## Saved entries
========
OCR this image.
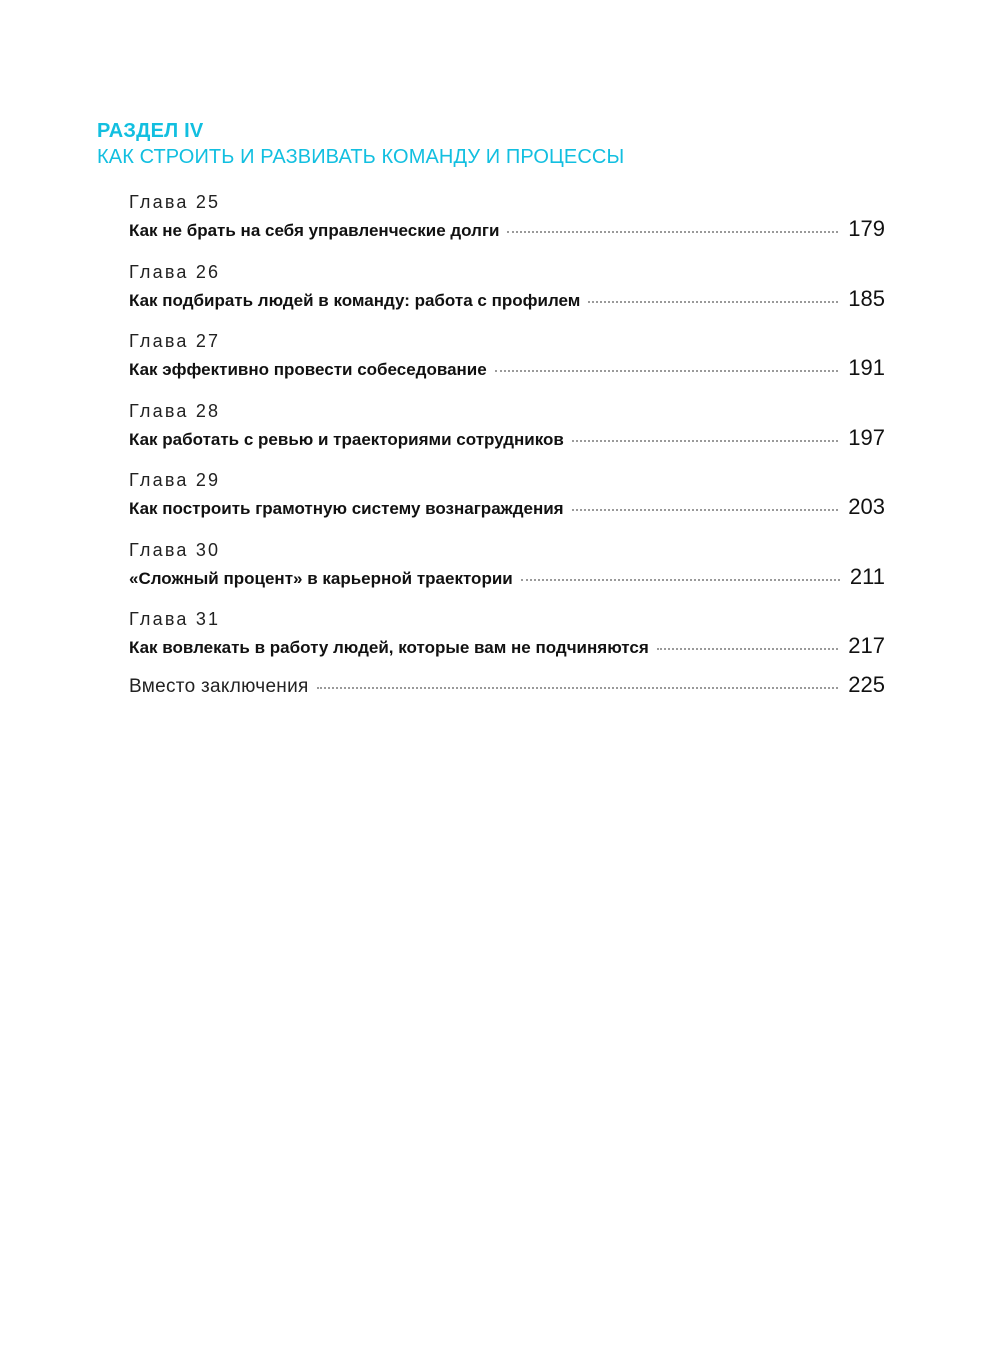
РАЗДЕЛ IV
КАК СТРОИТЬ И РАЗВИВАТЬ КОМАНДУ И ПРОЦЕССЫ
Глава 25
Как не брать на себя управленческие долги	179
Глава 26
Как подбирать людей в команду: работа с профилем	185
Глава 27
Как эффективно провести собеседование	191
Глава 28
Как работать с ревью и траекториями сотрудников	197
Глава 29
Как построить грамотную систему вознаграждения	203
Глава 30
«Сложный процент» в карьерной траектории	211
Глава 31
Как вовлекать в работу людей, которые вам не подчиняются	217
Вместо заключения	225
========
## Directions
The listing above must be printed again exactly, minus its pictures.

## Reply
OCR this image.
РАЗДЕЛ IV
КАК СТРОИТЬ И РАЗВИВАТЬ КОМАНДУ И ПРОЦЕССЫ
Глава 25
Как не брать на себя управленческие долги	179
Глава 26
Как подбирать людей в команду: работа с профилем	185
Глава 27
Как эффективно провести собеседование	191
Глава 28
Как работать с ревью и траекториями сотрудников	197
Глава 29
Как построить грамотную систему вознаграждения	203
Глава 30
«Сложный процент» в карьерной траектории	211
Глава 31
Как вовлекать в работу людей, которые вам не подчиняются	217
Вместо заключения	225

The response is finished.